PROBLEM STATEMENT: Without the pictures, copy the entries below word for word.

** Begin ENTRIES SUPPLIED **

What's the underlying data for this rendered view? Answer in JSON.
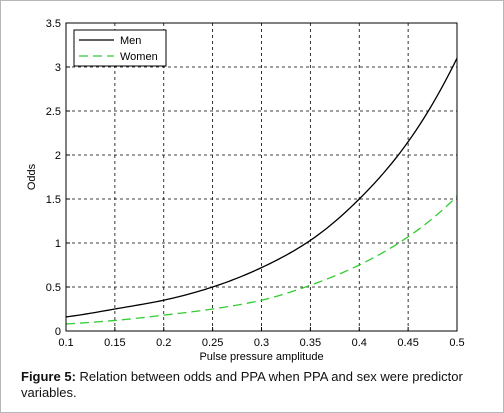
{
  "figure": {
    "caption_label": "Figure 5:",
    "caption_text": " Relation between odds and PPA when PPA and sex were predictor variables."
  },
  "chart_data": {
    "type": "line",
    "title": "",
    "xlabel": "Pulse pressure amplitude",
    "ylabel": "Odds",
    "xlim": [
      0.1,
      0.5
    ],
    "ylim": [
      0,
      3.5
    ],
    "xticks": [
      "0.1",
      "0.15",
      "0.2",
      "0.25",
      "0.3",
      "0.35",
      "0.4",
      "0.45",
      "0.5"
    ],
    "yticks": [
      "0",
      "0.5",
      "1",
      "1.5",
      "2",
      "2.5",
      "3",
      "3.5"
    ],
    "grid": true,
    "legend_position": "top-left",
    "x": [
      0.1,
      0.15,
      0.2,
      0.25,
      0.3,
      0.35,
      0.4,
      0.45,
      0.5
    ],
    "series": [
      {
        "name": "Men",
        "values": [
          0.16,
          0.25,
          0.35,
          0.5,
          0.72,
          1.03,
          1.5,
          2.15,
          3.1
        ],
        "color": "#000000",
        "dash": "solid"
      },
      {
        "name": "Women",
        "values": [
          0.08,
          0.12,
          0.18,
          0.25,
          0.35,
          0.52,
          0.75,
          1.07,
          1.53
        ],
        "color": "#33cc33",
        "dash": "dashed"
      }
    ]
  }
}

** End ENTRIES SUPPLIED **

THE RESULT:
What's the underlying data for this rendered view? Answer in JSON.
{
  "figure": {
    "caption_label": "Figure 5:",
    "caption_text": " Relation between odds and PPA when PPA and sex were predictor variables."
  },
  "chart_data": {
    "type": "line",
    "title": "",
    "xlabel": "Pulse pressure amplitude",
    "ylabel": "Odds",
    "xlim": [
      0.1,
      0.5
    ],
    "ylim": [
      0,
      3.5
    ],
    "xticks": [
      "0.1",
      "0.15",
      "0.2",
      "0.25",
      "0.3",
      "0.35",
      "0.4",
      "0.45",
      "0.5"
    ],
    "yticks": [
      "0",
      "0.5",
      "1",
      "1.5",
      "2",
      "2.5",
      "3",
      "3.5"
    ],
    "grid": true,
    "legend_position": "top-left",
    "x": [
      0.1,
      0.15,
      0.2,
      0.25,
      0.3,
      0.35,
      0.4,
      0.45,
      0.5
    ],
    "series": [
      {
        "name": "Men",
        "values": [
          0.16,
          0.25,
          0.35,
          0.5,
          0.72,
          1.03,
          1.5,
          2.15,
          3.1
        ],
        "color": "#000000",
        "dash": "solid"
      },
      {
        "name": "Women",
        "values": [
          0.08,
          0.12,
          0.18,
          0.25,
          0.35,
          0.52,
          0.75,
          1.07,
          1.53
        ],
        "color": "#33cc33",
        "dash": "dashed"
      }
    ]
  }
}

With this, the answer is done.